What is asked:
What follows is a set of records; repeat all of them exactly.

** START **

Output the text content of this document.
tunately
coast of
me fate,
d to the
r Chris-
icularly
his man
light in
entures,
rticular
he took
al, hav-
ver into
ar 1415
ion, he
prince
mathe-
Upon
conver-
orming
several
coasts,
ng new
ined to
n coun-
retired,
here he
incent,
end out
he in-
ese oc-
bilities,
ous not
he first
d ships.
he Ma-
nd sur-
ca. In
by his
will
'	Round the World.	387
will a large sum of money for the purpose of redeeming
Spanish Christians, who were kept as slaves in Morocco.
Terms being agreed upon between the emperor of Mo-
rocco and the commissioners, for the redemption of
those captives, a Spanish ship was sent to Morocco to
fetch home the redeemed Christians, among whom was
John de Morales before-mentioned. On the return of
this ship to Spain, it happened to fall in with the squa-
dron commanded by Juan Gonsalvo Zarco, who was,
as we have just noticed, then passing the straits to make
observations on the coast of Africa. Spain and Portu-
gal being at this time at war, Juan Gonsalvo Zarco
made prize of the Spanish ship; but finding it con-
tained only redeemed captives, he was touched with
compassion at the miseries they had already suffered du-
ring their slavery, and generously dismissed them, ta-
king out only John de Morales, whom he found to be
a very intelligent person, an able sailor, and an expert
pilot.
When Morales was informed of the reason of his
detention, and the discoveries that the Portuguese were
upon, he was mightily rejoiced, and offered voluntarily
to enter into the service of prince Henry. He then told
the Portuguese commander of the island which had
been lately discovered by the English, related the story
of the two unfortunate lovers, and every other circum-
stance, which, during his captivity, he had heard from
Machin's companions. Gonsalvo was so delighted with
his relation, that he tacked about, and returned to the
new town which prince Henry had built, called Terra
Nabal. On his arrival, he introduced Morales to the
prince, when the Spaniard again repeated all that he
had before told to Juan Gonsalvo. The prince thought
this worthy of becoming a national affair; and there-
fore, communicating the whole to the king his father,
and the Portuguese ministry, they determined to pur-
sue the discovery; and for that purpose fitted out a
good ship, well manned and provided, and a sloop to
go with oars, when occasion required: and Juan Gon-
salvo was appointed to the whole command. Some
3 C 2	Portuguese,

** END **

Problem solution:
Output the text content of this document.
tunately
coast of
me fate,
d to the
r Chris-
icularly
his man
light in
entures,
rticular
he took
al, hav-
ver into
ar 1415
ion, he
prince
mathe-
Upon
conver-
orming
several
coasts,
ng new
ined to
n coun-
retired,
here he
incent,
end out
he in-
ese oc-
bilities,
ous not
he first
d ships.
he Ma-
nd sur-
ca. In
by his
will
'	Round the World.	387
will a large sum of money for the purpose of redeeming
Spanish Christians, who were kept as slaves in Morocco.
Terms being agreed upon between the emperor of Mo-
rocco and the commissioners, for the redemption of
those captives, a Spanish ship was sent to Morocco to
fetch home the redeemed Christians, among whom was
John de Morales before-mentioned. On the return of
this ship to Spain, it happened to fall in with the squa-
dron commanded by Juan Gonsalvo Zarco, who was,
as we have just noticed, then passing the straits to make
observations on the coast of Africa. Spain and Portu-
gal being at this time at war, Juan Gonsalvo Zarco
made prize of the Spanish ship; but finding it con-
tained only redeemed captives, he was touched with
compassion at the miseries they had already suffered du-
ring their slavery, and generously dismissed them, ta-
king out only John de Morales, whom he found to be
a very intelligent person, an able sailor, and an expert
pilot.
When Morales was informed of the reason of his
detention, and the discoveries that the Portuguese were
upon, he was mightily rejoiced, and offered voluntarily
to enter into the service of prince Henry. He then told
the Portuguese commander of the island which had
been lately discovered by the English, related the story
of the two unfortunate lovers, and every other circum-
stance, which, during his captivity, he had heard from
Machin's companions. Gonsalvo was so delighted with
his relation, that he tacked about, and returned to the
new town which prince Henry had built, called Terra
Nabal. On his arrival, he introduced Morales to the
prince, when the Spaniard again repeated all that he
had before told to Juan Gonsalvo. The prince thought
this worthy of becoming a national affair; and there-
fore, communicating the whole to the king his father,
and the Portuguese ministry, they determined to pur-
sue the discovery; and for that purpose fitted out a
good ship, well manned and provided, and a sloop to
go with oars, when occasion required: and Juan Gon-
salvo was appointed to the whole command. Some
3 C 2	Portuguese,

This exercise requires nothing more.